### Source records
/---
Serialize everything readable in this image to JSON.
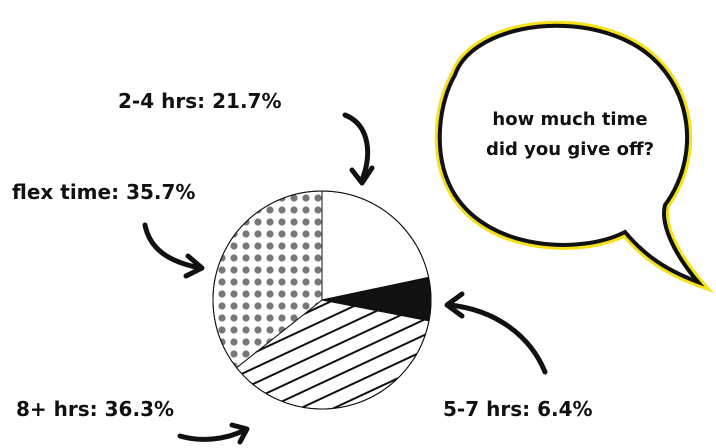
{
  "chart_data": {
    "type": "pie",
    "categories": [
      "2-4 hrs:",
      "5-7 hrs:",
      "8+ hrs:",
      "flex time:"
    ],
    "values": [
      21.7,
      6.4,
      36.3,
      35.7
    ],
    "value_labels": [
      "21.7%",
      "6.4%",
      "36.3%",
      "35.7%"
    ],
    "fills": [
      "white",
      "black",
      "stripes",
      "dots"
    ],
    "annotation": [
      "how much time",
      "did you give off?"
    ]
  }
}
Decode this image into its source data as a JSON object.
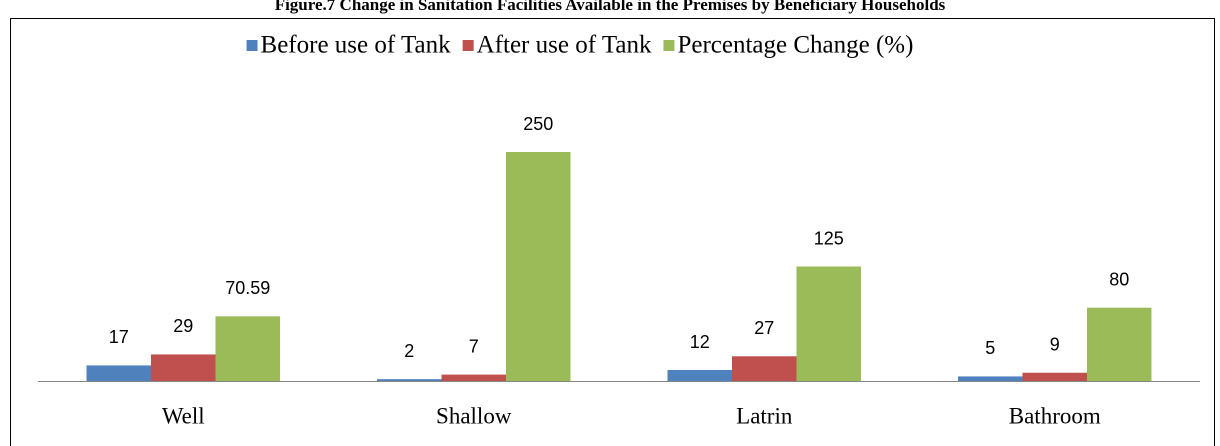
{
  "chart_data": {
    "type": "bar",
    "title": "Figure.7 Change in Sanitation Facilities Available in the Premises by Beneficiary Households",
    "categories": [
      "Well",
      "Shallow",
      "Latrin",
      "Bathroom"
    ],
    "series": [
      {
        "name": "Before use of Tank",
        "color": "#4f81bd",
        "values": [
          17,
          2,
          12,
          5
        ]
      },
      {
        "name": "After use of Tank",
        "color": "#c0504d",
        "values": [
          29,
          7,
          27,
          9
        ]
      },
      {
        "name": "Percentage Change (%)",
        "color": "#9bbb59",
        "values": [
          70.59,
          250,
          125,
          80
        ]
      }
    ],
    "legend": "top"
  }
}
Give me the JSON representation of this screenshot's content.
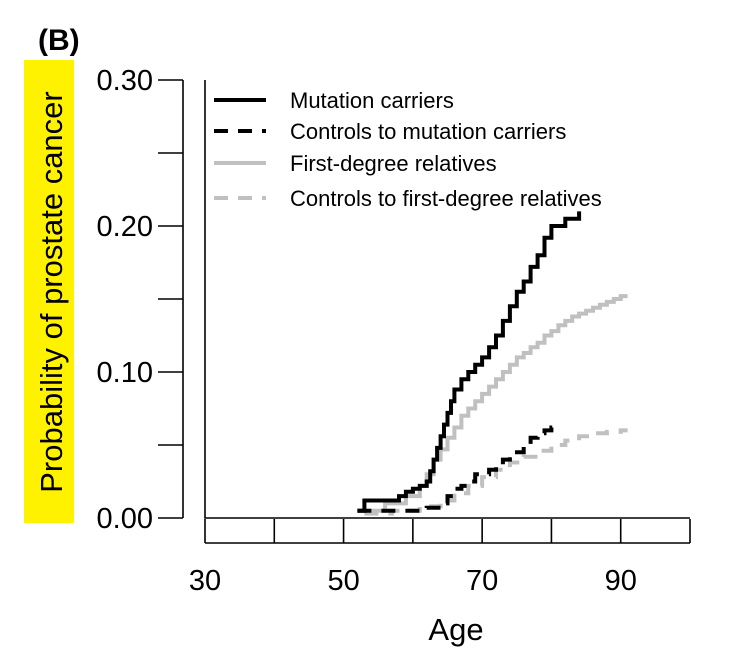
{
  "chart_data": {
    "type": "line",
    "step": true,
    "panel_label": "(B)",
    "xlabel": "Age",
    "ylabel": "Probability of prostate cancer",
    "ylabel_highlight": "#fff200",
    "xlim": [
      30,
      100
    ],
    "ylim": [
      0,
      0.3
    ],
    "x_ticks": [
      30,
      40,
      50,
      60,
      70,
      80,
      90,
      100
    ],
    "x_tick_labels": [
      "30",
      "",
      "50",
      "",
      "70",
      "",
      "90",
      ""
    ],
    "y_ticks": [
      0,
      0.05,
      0.1,
      0.15,
      0.2,
      0.25,
      0.3
    ],
    "y_tick_labels": [
      "0.00",
      "",
      "0.10",
      "",
      "0.20",
      "",
      "0.30"
    ],
    "grid": false,
    "legend_position": "top-left",
    "series": [
      {
        "name": "Mutation carriers",
        "color": "#000000",
        "dash": "solid",
        "x": [
          52,
          53,
          58,
          59,
          60,
          61,
          62,
          62.5,
          63,
          63.5,
          64,
          64.5,
          65,
          65.5,
          66,
          67,
          68,
          69,
          70,
          71,
          72,
          73,
          74,
          75,
          76,
          77,
          78,
          79,
          80,
          82,
          84
        ],
        "y": [
          0.005,
          0.012,
          0.015,
          0.018,
          0.02,
          0.022,
          0.025,
          0.032,
          0.04,
          0.048,
          0.056,
          0.064,
          0.072,
          0.08,
          0.088,
          0.095,
          0.1,
          0.105,
          0.11,
          0.117,
          0.125,
          0.135,
          0.145,
          0.155,
          0.162,
          0.172,
          0.18,
          0.192,
          0.2,
          0.205,
          0.21
        ]
      },
      {
        "name": "Controls to mutation carriers",
        "color": "#000000",
        "dash": "dashed",
        "x": [
          52,
          56,
          60,
          62,
          64,
          65,
          66,
          67,
          68,
          69,
          70,
          71,
          72,
          73,
          74,
          75,
          76,
          77,
          78,
          79,
          80,
          81
        ],
        "y": [
          0.005,
          0.005,
          0.005,
          0.007,
          0.01,
          0.015,
          0.02,
          0.022,
          0.025,
          0.03,
          0.03,
          0.033,
          0.035,
          0.04,
          0.045,
          0.045,
          0.05,
          0.055,
          0.058,
          0.06,
          0.062,
          0.062
        ]
      },
      {
        "name": "First-degree relatives",
        "color": "#c0c0c0",
        "dash": "solid",
        "x": [
          53,
          56,
          59,
          61,
          62,
          63,
          64,
          65,
          66,
          67,
          68,
          69,
          70,
          71,
          72,
          73,
          74,
          75,
          76,
          77,
          78,
          79,
          80,
          81,
          82,
          83,
          84,
          85,
          86,
          87,
          88,
          89,
          90,
          91
        ],
        "y": [
          0.005,
          0.01,
          0.015,
          0.022,
          0.03,
          0.04,
          0.047,
          0.055,
          0.062,
          0.07,
          0.075,
          0.08,
          0.085,
          0.09,
          0.095,
          0.1,
          0.105,
          0.11,
          0.113,
          0.117,
          0.12,
          0.125,
          0.128,
          0.132,
          0.135,
          0.138,
          0.14,
          0.142,
          0.144,
          0.146,
          0.148,
          0.15,
          0.152,
          0.152
        ]
      },
      {
        "name": "Controls to first-degree relatives",
        "color": "#c0c0c0",
        "dash": "dashed",
        "x": [
          53,
          57,
          61,
          64,
          66,
          68,
          70,
          72,
          74,
          76,
          78,
          80,
          82,
          84,
          86,
          88,
          90,
          91
        ],
        "y": [
          0.003,
          0.005,
          0.008,
          0.012,
          0.017,
          0.022,
          0.028,
          0.033,
          0.038,
          0.042,
          0.046,
          0.05,
          0.053,
          0.056,
          0.058,
          0.059,
          0.06,
          0.06
        ]
      }
    ]
  }
}
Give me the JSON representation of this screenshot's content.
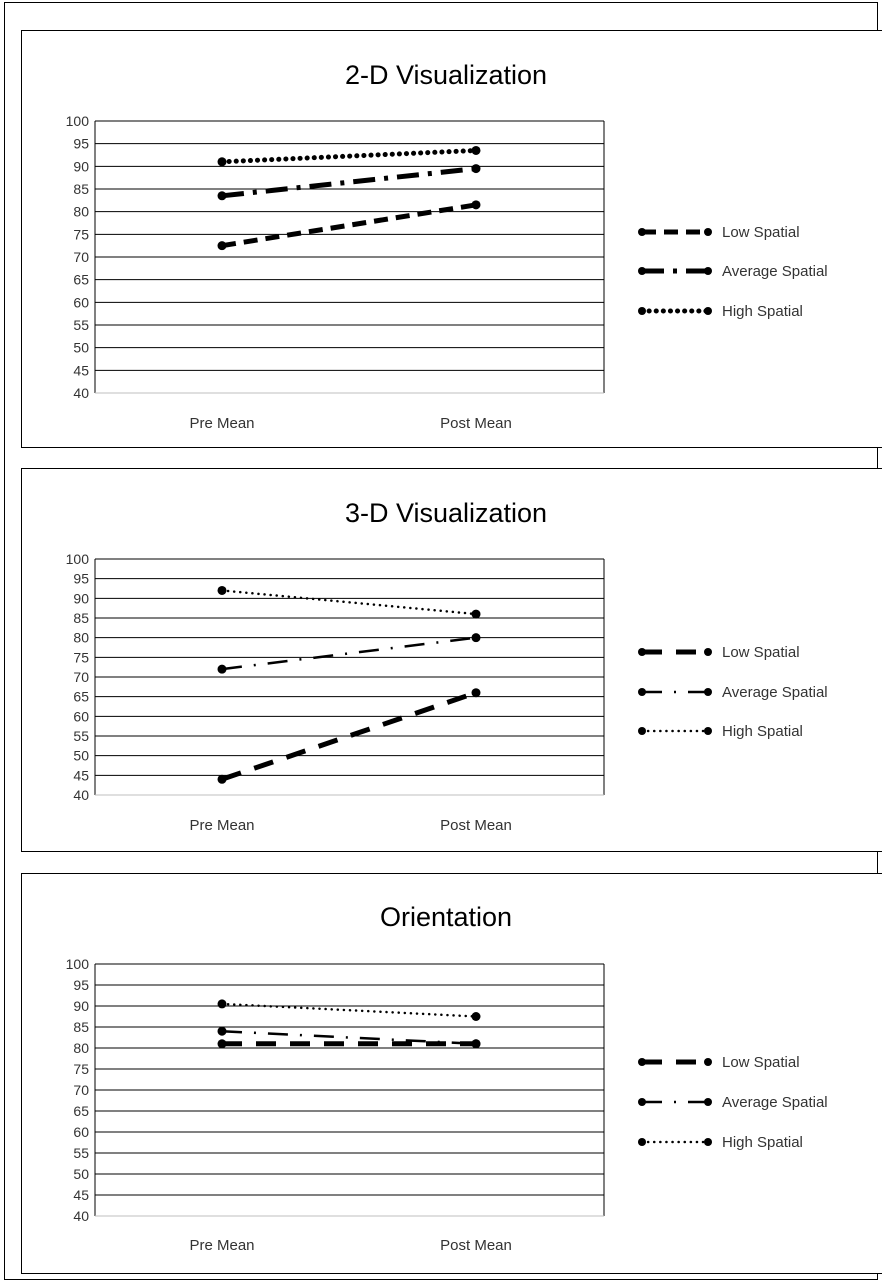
{
  "chart_data": [
    {
      "type": "line",
      "title": "2-D Visualization",
      "categories": [
        "Pre Mean",
        "Post Mean"
      ],
      "ylim": [
        40,
        100
      ],
      "ytick_step": 5,
      "grid": true,
      "legend_position": "right",
      "series": [
        {
          "name": "Low Spatial",
          "values": [
            72.5,
            81.5
          ],
          "style": "dash"
        },
        {
          "name": "Average Spatial",
          "values": [
            83.5,
            89.5
          ],
          "style": "dashdot"
        },
        {
          "name": "High Spatial",
          "values": [
            91,
            93.5
          ],
          "style": "dot"
        }
      ]
    },
    {
      "type": "line",
      "title": "3-D Visualization",
      "categories": [
        "Pre Mean",
        "Post Mean"
      ],
      "ylim": [
        40,
        100
      ],
      "ytick_step": 5,
      "grid": true,
      "legend_position": "right",
      "series": [
        {
          "name": "Low Spatial",
          "values": [
            44,
            66
          ],
          "style": "longdash"
        },
        {
          "name": "Average Spatial",
          "values": [
            72,
            80
          ],
          "style": "dashdot-thin"
        },
        {
          "name": "High Spatial",
          "values": [
            92,
            86
          ],
          "style": "dot-thin"
        }
      ]
    },
    {
      "type": "line",
      "title": "Orientation",
      "categories": [
        "Pre Mean",
        "Post Mean"
      ],
      "ylim": [
        40,
        100
      ],
      "ytick_step": 5,
      "grid": true,
      "legend_position": "right",
      "series": [
        {
          "name": "Low Spatial",
          "values": [
            81,
            81
          ],
          "style": "longdash"
        },
        {
          "name": "Average Spatial",
          "values": [
            84,
            81
          ],
          "style": "dashdot-thin"
        },
        {
          "name": "High Spatial",
          "values": [
            90.5,
            87.5
          ],
          "style": "dot-thin"
        }
      ]
    }
  ]
}
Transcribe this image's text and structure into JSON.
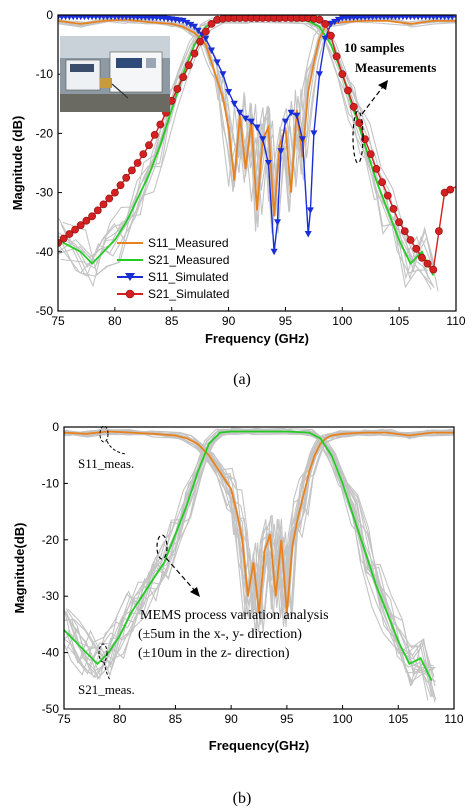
{
  "chart_data": [
    {
      "type": "line",
      "panel_label": "(a)",
      "xlabel": "Frequency (GHz)",
      "ylabel": "Magnitude (dB)",
      "xlim": [
        75,
        110
      ],
      "ylim": [
        -50,
        0
      ],
      "x_ticks": [
        75,
        80,
        85,
        90,
        95,
        100,
        105,
        110
      ],
      "y_ticks": [
        0,
        -10,
        -20,
        -30,
        -40,
        -50
      ],
      "legend_position": "bottom-left",
      "inset_photo": "measurement-setup-photo",
      "annotations": [
        "10 samples",
        "Measurements"
      ],
      "series": [
        {
          "name": "S11_Measured",
          "color": "#e8821e",
          "marker": "none",
          "x": [
            75,
            77,
            79,
            81,
            83,
            85,
            86,
            87,
            88,
            88.5,
            89,
            89.5,
            90,
            90.5,
            91,
            91.5,
            92,
            92.5,
            93,
            93.5,
            94,
            94.5,
            95,
            95.5,
            96,
            96.5,
            97,
            97.5,
            98,
            98.5,
            99,
            100,
            102,
            104,
            106,
            108,
            110
          ],
          "y": [
            -1,
            -1.5,
            -1,
            -0.8,
            -1.2,
            -1.5,
            -2,
            -3,
            -5,
            -8,
            -11,
            -14,
            -19,
            -28,
            -17,
            -26,
            -18,
            -33,
            -21,
            -19,
            -34,
            -22,
            -19,
            -30,
            -16,
            -24,
            -13,
            -8,
            -4,
            -2,
            -1.5,
            -1.2,
            -1,
            -1,
            -1.5,
            -1,
            -1
          ]
        },
        {
          "name": "S21_Measured",
          "color": "#22cc22",
          "marker": "none",
          "x": [
            75,
            77,
            78,
            79,
            80,
            81,
            82,
            83,
            84,
            85,
            86,
            87,
            88,
            89,
            90,
            92,
            95,
            97,
            98,
            99,
            100,
            101,
            102,
            103,
            104,
            105,
            106,
            107,
            108
          ],
          "y": [
            -38,
            -40,
            -42,
            -40,
            -38,
            -35,
            -31,
            -27,
            -22,
            -16,
            -10,
            -5,
            -2,
            -1,
            -0.8,
            -0.8,
            -0.8,
            -1,
            -2,
            -5,
            -10,
            -16,
            -22,
            -28,
            -33,
            -38,
            -42,
            -40,
            -44
          ]
        },
        {
          "name": "S11_Simulated",
          "color": "#1a2ed8",
          "marker": "triangle-down",
          "x": [
            75,
            78,
            81,
            84,
            86,
            87,
            88,
            88.5,
            89,
            89.5,
            90,
            90.5,
            91,
            91.5,
            92,
            92.5,
            93,
            93.5,
            94,
            94.3,
            94.6,
            95,
            95.5,
            96,
            96.5,
            97,
            97.2,
            97.5,
            98,
            98.5,
            99,
            100,
            103,
            106,
            109,
            110
          ],
          "y": [
            -0.3,
            -0.3,
            -0.3,
            -0.5,
            -1,
            -2,
            -4,
            -6,
            -8,
            -10,
            -13,
            -15,
            -16.5,
            -17.5,
            -18,
            -19,
            -21,
            -25,
            -40,
            -35,
            -23,
            -18,
            -16.5,
            -17,
            -21,
            -37,
            -33,
            -20,
            -10,
            -4,
            -1.5,
            -0.5,
            -0.3,
            -0.3,
            -0.3,
            -0.3
          ]
        },
        {
          "name": "S21_Simulated",
          "color": "#d42020",
          "marker": "circle",
          "x": [
            75,
            76,
            77,
            78,
            79,
            80,
            81,
            82,
            83,
            84,
            85,
            86,
            87,
            87.5,
            88,
            88.5,
            89,
            90,
            92,
            95,
            97,
            98,
            98.5,
            99,
            99.5,
            100,
            101,
            102,
            103,
            104,
            105,
            106,
            107,
            108,
            109,
            110
          ],
          "y": [
            -38.5,
            -37,
            -35.5,
            -34,
            -32,
            -30,
            -27.5,
            -25,
            -22,
            -18.5,
            -14.5,
            -10.5,
            -6.5,
            -4.5,
            -2.8,
            -1.5,
            -0.8,
            -0.5,
            -0.5,
            -0.5,
            -0.5,
            -0.8,
            -1.5,
            -3.5,
            -7,
            -10,
            -15.5,
            -21,
            -26,
            -30.5,
            -35,
            -38,
            -41,
            -43,
            -30,
            -29
          ]
        }
      ]
    },
    {
      "type": "line",
      "panel_label": "(b)",
      "xlabel": "Frequency(GHz)",
      "ylabel": "Magnitude(dB)",
      "xlim": [
        75,
        110
      ],
      "ylim": [
        -50,
        0
      ],
      "x_ticks": [
        75,
        80,
        85,
        90,
        95,
        100,
        105,
        110
      ],
      "y_ticks": [
        0,
        -10,
        -20,
        -30,
        -40,
        -50
      ],
      "annotations": [
        "S11_meas.",
        "S21_meas.",
        "MEMS process variation analysis",
        "(±5um in the x-, y- direction)",
        "(±10um in the z- direction)"
      ],
      "series": [
        {
          "name": "S11_meas.",
          "color": "#e8821e",
          "x": [
            75,
            77,
            79,
            81,
            83,
            85,
            86,
            87,
            88,
            89,
            90,
            90.5,
            91,
            91.5,
            92,
            92.5,
            93,
            93.5,
            94,
            94.5,
            95,
            95.5,
            96,
            96.5,
            97,
            97.5,
            98,
            98.5,
            99,
            100,
            102,
            104,
            106,
            108,
            110
          ],
          "y": [
            -1,
            -1.2,
            -0.8,
            -1,
            -1.2,
            -1.5,
            -2,
            -3,
            -5,
            -8,
            -11,
            -15,
            -20,
            -30,
            -24,
            -33,
            -22,
            -19,
            -30,
            -20,
            -33,
            -21,
            -16,
            -12,
            -8,
            -5,
            -3,
            -2,
            -1.5,
            -1.2,
            -1,
            -1,
            -1.5,
            -1,
            -1
          ]
        },
        {
          "name": "S21_meas.",
          "color": "#22cc22",
          "x": [
            75,
            76,
            77,
            78,
            79,
            80,
            81,
            82,
            83,
            84,
            85,
            86,
            87,
            88,
            89,
            90,
            92,
            95,
            97,
            98,
            99,
            100,
            101,
            102,
            103,
            104,
            105,
            106,
            107,
            108
          ],
          "y": [
            -36,
            -38,
            -40,
            -42,
            -40,
            -37,
            -33,
            -30,
            -27,
            -24,
            -19,
            -14,
            -8,
            -3,
            -1,
            -0.8,
            -0.8,
            -0.8,
            -1,
            -2,
            -5,
            -10,
            -16,
            -22,
            -28,
            -33,
            -38,
            -42,
            -41,
            -45
          ]
        }
      ]
    }
  ]
}
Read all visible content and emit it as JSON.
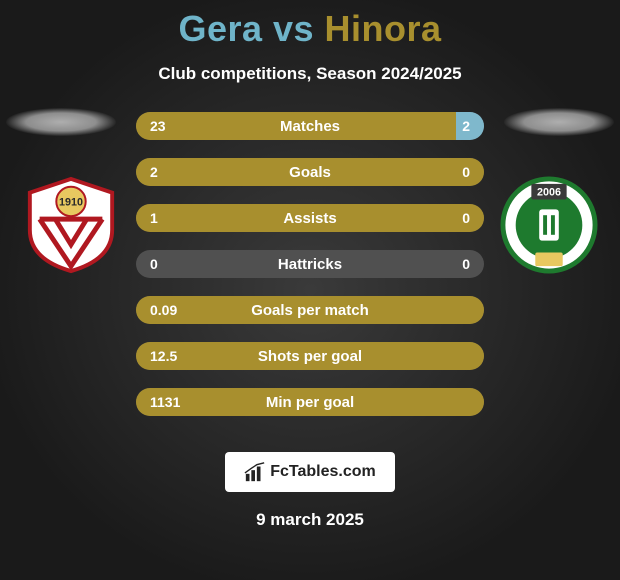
{
  "title": {
    "player1": "Gera",
    "vs": " vs ",
    "player2": "Hinora",
    "color1": "#6fb4c9",
    "color2": "#a88f2e"
  },
  "subtitle": "Club competitions, Season 2024/2025",
  "colors": {
    "p1_fill": "#a88f2e",
    "p2_fill": "#7fb8cc",
    "neutral_bg": "#505050",
    "text": "#ffffff"
  },
  "stats": [
    {
      "label": "Matches",
      "v1": "23",
      "v2": "2",
      "p1": 0.92,
      "p2": 0.08
    },
    {
      "label": "Goals",
      "v1": "2",
      "v2": "0",
      "p1": 1.0,
      "p2": 0.0
    },
    {
      "label": "Assists",
      "v1": "1",
      "v2": "0",
      "p1": 1.0,
      "p2": 0.0
    },
    {
      "label": "Hattricks",
      "v1": "0",
      "v2": "0",
      "p1": 0.0,
      "p2": 0.0
    },
    {
      "label": "Goals per match",
      "v1": "0.09",
      "v2": "",
      "p1": 1.0,
      "p2": 0.0
    },
    {
      "label": "Shots per goal",
      "v1": "12.5",
      "v2": "",
      "p1": 1.0,
      "p2": 0.0
    },
    {
      "label": "Min per goal",
      "v1": "1131",
      "v2": "",
      "p1": 1.0,
      "p2": 0.0
    }
  ],
  "branding": {
    "text": "FcTables.com"
  },
  "date": "9 march 2025",
  "crest_left": {
    "outer": "#ffffff",
    "border": "#b01820",
    "year": "1910",
    "year_bg": "#e8c860"
  },
  "crest_right": {
    "outer": "#ffffff",
    "ring": "#1e7a2e",
    "inner": "#1e7a2e",
    "year": "2006"
  }
}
\---
### GOAL OF THE EXERCISE
Of the lines above, how many contain the word "direction"? Provide the number and nothing else.

### FINAL RESULT
2